## begin Recorded information
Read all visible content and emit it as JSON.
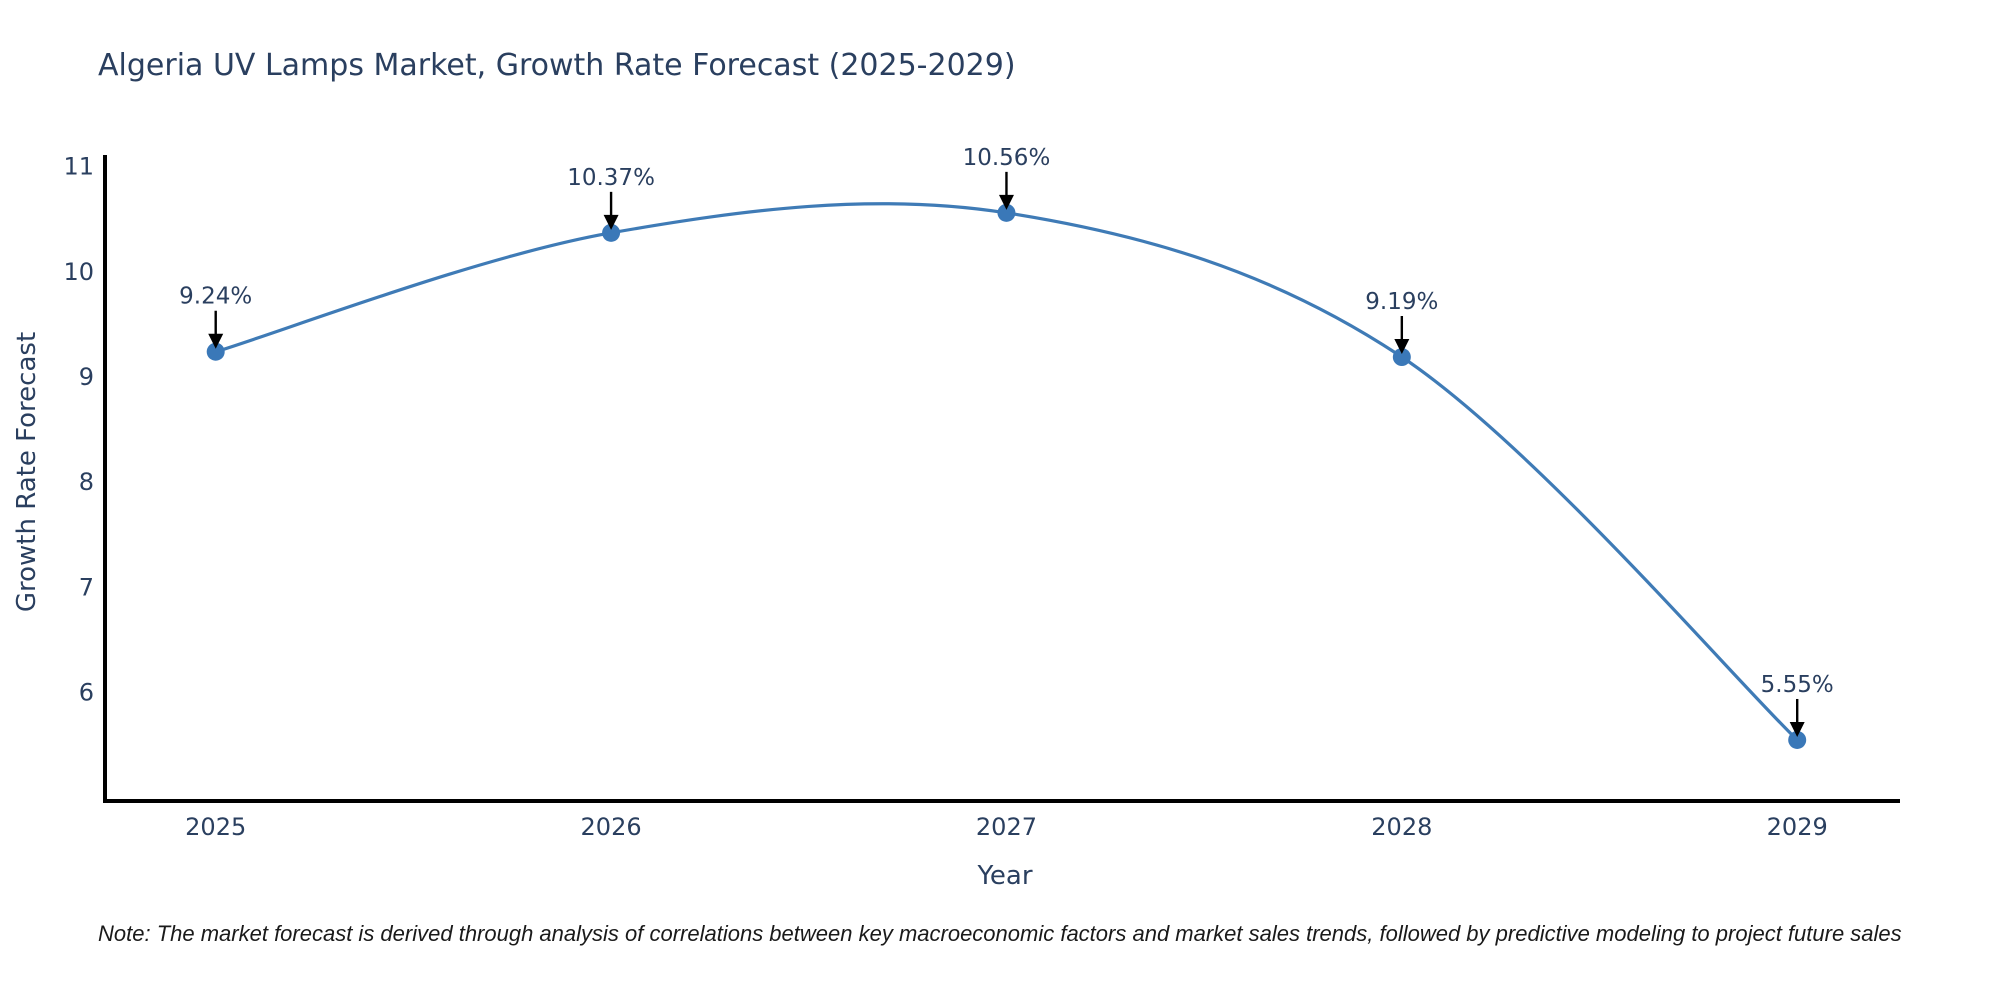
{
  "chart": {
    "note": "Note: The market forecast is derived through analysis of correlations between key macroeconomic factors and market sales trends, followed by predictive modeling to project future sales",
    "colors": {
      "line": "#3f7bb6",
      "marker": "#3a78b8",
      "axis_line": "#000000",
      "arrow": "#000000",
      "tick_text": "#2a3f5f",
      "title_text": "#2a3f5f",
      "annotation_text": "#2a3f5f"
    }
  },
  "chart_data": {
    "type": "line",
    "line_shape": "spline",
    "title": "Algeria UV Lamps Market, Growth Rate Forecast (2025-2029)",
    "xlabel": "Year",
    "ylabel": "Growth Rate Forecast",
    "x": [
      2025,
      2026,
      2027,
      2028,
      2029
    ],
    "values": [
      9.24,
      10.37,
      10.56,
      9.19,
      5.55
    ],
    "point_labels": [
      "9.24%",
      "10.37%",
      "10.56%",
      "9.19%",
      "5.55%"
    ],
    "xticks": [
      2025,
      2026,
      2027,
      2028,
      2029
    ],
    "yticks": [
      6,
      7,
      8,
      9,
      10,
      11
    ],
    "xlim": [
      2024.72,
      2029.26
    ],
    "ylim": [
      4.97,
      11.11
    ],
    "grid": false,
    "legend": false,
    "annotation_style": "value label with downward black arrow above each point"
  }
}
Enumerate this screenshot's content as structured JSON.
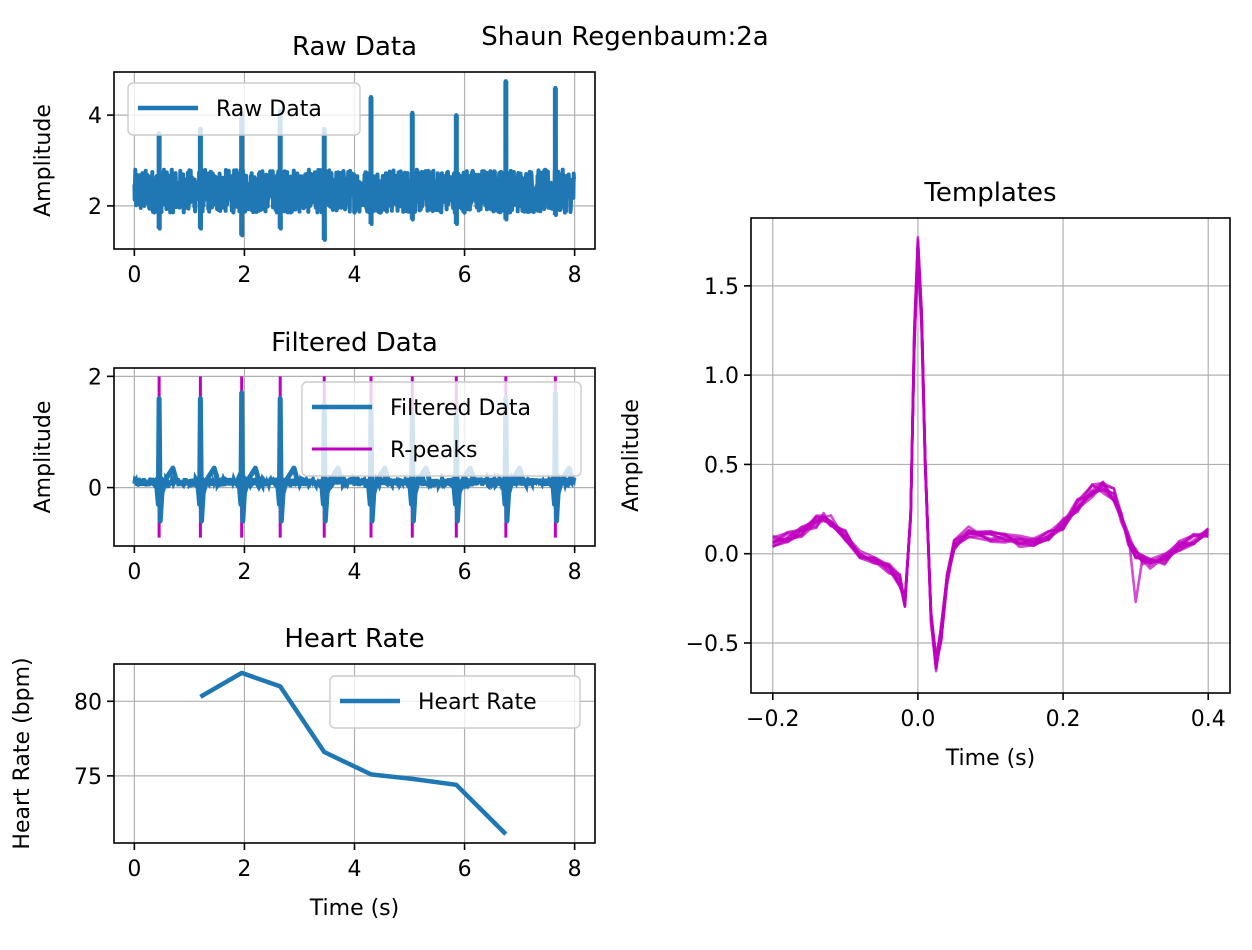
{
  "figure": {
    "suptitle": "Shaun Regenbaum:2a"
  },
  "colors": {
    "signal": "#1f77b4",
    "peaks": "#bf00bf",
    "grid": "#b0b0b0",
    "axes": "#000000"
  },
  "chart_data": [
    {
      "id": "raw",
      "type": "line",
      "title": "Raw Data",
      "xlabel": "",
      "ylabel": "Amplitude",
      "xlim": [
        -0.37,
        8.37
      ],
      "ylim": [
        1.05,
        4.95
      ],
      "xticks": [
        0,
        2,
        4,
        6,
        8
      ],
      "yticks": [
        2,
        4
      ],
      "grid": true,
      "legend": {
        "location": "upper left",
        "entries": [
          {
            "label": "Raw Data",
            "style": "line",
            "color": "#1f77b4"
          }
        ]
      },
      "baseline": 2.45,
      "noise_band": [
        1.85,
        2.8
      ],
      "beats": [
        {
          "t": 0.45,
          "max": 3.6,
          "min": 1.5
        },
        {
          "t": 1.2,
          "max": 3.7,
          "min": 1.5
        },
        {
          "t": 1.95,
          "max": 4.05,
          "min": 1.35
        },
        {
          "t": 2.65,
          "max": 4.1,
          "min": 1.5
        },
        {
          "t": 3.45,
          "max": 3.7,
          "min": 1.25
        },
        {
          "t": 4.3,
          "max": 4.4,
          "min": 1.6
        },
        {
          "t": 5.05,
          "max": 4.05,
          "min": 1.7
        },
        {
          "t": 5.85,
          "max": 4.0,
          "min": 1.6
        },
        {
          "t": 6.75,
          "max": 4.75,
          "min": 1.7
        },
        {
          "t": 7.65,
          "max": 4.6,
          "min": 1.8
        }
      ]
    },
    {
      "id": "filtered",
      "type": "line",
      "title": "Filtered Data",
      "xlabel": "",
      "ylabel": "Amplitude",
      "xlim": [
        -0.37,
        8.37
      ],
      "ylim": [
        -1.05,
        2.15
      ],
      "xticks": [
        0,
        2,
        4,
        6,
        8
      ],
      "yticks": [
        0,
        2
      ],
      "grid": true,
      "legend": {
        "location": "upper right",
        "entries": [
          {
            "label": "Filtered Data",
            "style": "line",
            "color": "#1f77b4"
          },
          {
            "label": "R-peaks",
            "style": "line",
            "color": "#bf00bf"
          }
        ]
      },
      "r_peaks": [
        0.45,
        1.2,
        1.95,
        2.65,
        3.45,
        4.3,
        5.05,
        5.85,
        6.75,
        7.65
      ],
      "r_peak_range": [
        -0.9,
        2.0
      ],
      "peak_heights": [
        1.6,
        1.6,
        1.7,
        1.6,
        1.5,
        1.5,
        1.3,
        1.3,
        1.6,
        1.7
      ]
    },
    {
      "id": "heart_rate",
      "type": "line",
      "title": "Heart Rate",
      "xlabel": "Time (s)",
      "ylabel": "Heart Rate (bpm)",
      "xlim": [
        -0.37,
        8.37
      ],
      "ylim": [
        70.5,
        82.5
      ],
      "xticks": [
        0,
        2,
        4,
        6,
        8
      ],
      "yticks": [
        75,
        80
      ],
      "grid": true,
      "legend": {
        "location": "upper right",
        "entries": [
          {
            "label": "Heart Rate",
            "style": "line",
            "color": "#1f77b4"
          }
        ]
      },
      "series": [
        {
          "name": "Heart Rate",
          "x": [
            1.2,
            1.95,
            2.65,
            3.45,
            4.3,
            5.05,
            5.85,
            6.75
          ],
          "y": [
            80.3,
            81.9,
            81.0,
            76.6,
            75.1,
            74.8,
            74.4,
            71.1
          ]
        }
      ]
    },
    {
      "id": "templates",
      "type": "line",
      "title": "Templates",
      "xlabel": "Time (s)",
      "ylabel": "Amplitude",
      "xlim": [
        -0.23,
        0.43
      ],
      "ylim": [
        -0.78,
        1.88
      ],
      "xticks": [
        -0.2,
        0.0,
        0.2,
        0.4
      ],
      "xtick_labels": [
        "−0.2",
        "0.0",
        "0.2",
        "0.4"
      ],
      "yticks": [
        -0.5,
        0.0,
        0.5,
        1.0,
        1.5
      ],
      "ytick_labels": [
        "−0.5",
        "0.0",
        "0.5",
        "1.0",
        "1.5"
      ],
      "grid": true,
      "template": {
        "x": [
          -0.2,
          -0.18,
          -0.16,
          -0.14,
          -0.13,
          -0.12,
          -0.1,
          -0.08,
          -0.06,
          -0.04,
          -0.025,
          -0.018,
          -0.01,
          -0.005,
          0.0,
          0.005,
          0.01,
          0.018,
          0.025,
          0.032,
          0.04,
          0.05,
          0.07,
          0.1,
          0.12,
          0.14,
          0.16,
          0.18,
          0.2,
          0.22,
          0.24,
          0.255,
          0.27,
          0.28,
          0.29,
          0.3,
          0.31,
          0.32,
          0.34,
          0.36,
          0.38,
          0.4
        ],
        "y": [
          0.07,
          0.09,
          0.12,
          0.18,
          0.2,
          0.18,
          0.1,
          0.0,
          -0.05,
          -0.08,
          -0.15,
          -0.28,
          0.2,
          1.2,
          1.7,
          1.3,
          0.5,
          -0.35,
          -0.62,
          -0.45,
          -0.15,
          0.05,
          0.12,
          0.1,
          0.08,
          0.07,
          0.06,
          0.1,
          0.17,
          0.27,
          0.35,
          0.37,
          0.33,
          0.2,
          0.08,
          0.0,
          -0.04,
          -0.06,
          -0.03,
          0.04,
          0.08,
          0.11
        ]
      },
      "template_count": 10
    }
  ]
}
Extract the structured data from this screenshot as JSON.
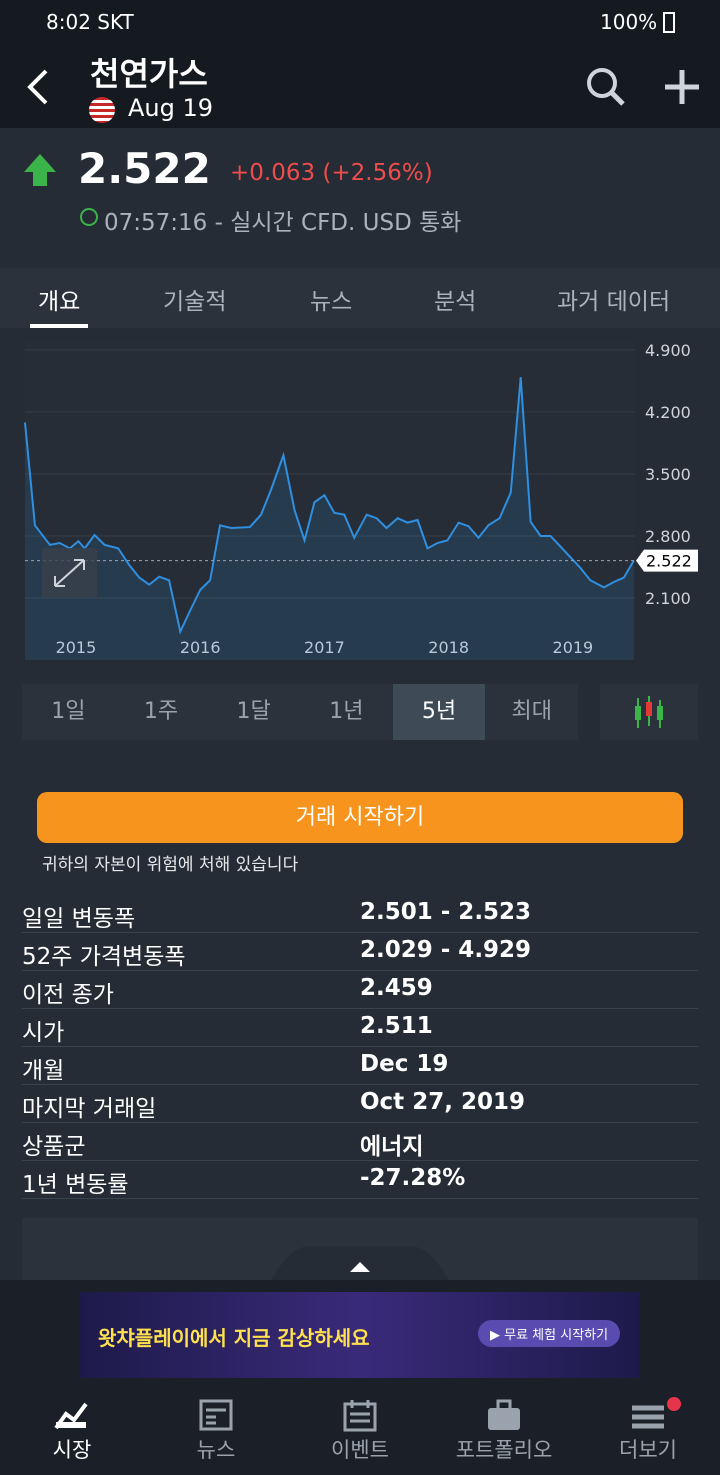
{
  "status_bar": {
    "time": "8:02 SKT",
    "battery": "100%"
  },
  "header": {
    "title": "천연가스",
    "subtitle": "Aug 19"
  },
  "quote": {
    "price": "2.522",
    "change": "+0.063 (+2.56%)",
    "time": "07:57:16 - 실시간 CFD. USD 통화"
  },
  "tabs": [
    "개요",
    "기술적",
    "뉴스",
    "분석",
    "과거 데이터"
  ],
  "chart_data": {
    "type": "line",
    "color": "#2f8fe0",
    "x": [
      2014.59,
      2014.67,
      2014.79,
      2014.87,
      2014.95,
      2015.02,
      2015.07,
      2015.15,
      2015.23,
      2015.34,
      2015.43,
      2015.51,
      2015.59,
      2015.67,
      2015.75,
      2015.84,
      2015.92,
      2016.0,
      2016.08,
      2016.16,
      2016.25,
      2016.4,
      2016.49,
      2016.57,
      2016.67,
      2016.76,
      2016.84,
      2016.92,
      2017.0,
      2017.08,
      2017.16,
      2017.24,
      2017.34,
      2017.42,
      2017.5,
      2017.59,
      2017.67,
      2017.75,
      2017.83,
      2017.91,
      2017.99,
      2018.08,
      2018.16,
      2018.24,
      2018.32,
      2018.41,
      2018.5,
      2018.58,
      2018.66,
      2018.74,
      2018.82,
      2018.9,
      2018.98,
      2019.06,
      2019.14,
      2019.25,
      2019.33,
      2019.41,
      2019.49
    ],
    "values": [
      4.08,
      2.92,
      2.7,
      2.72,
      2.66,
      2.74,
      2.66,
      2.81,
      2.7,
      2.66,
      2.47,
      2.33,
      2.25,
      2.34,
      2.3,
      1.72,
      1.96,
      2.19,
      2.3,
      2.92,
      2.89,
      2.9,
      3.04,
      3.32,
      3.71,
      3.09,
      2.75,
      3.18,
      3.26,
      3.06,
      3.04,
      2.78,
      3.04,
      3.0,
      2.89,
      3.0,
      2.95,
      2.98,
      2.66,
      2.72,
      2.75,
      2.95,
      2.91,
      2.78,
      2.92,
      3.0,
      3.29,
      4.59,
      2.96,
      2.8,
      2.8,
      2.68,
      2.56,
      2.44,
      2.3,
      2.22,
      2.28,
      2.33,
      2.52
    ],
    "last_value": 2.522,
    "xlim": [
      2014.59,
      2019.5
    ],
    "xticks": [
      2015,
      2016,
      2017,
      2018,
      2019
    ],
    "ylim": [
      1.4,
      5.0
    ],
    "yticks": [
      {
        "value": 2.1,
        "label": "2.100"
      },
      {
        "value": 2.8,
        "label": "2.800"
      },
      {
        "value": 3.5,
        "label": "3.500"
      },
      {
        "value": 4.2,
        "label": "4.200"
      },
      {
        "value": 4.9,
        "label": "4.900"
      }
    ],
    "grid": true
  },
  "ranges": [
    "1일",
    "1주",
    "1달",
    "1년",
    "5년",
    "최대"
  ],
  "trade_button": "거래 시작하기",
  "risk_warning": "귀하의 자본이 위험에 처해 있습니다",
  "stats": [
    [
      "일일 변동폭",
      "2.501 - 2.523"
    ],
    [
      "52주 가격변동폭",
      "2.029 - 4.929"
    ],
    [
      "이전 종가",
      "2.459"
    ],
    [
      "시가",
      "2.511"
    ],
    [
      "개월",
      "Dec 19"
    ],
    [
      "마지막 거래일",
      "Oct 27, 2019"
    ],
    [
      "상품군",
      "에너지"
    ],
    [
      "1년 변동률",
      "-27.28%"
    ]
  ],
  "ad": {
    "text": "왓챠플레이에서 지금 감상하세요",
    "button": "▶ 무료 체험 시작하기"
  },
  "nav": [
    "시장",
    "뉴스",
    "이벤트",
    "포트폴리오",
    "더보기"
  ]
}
## end Recorded information
Stated task: Search the listing for the string "arrow". Copy each line where it turns up.

Written answer:
      "arrow": "#000000",
    "annotation_style": "value label with downward black arrow above each point"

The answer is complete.